(TASK ITEM): The response must contain every line from the records below that has "dosing".

Excerpts from a figure dataset:
****************************************

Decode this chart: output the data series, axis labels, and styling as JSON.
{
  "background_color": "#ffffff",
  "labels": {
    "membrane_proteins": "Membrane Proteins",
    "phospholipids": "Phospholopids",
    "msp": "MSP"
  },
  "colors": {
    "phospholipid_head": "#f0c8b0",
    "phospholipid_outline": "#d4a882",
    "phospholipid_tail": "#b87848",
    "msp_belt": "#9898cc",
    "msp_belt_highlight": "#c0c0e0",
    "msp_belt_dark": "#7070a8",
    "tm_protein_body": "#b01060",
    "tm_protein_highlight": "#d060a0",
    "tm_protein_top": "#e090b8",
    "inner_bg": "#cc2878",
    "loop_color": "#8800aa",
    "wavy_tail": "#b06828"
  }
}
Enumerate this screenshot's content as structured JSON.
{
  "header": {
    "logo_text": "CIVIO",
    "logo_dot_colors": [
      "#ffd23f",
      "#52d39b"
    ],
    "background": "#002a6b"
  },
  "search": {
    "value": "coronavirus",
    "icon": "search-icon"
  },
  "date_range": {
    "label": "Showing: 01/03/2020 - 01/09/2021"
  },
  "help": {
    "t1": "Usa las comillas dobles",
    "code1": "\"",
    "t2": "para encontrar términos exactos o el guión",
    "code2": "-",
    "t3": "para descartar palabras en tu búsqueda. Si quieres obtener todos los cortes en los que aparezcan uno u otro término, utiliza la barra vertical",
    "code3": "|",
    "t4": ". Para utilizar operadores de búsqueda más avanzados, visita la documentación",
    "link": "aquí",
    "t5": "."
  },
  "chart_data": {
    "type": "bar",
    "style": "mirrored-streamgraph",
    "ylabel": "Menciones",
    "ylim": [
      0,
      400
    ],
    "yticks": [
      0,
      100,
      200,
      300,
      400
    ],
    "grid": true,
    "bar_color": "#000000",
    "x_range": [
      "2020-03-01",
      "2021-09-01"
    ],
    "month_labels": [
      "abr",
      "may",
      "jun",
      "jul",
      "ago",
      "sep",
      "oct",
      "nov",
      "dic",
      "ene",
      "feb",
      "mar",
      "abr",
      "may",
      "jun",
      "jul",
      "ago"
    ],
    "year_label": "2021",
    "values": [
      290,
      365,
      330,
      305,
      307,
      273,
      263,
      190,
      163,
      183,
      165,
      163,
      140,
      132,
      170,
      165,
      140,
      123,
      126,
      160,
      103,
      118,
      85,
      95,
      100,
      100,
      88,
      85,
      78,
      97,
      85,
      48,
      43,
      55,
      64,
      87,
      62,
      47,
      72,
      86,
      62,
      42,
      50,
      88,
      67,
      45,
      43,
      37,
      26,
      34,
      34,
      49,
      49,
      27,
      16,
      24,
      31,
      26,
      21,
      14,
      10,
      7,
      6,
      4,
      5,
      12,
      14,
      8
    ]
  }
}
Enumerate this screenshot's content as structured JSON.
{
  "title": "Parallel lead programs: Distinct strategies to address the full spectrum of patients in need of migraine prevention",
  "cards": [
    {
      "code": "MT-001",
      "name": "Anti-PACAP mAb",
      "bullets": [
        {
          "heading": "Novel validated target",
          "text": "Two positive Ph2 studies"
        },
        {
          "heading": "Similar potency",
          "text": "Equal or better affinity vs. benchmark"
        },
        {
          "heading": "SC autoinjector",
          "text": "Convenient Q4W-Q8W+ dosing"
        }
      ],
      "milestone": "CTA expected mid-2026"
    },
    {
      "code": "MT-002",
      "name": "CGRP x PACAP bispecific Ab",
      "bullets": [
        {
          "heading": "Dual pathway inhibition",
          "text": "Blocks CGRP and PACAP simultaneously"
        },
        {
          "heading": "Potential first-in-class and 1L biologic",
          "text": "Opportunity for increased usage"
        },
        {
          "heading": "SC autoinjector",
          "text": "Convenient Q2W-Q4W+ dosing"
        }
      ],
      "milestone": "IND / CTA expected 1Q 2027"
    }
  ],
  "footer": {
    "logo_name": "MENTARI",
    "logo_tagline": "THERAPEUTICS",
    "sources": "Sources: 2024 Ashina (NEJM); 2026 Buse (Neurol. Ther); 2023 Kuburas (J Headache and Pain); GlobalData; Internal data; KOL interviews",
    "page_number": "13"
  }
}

****************************************

(SOLUTION FOR THIS TASK):
          "text": "Convenient Q4W-Q8W+ dosing"
          "text": "Convenient Q2W-Q4W+ dosing"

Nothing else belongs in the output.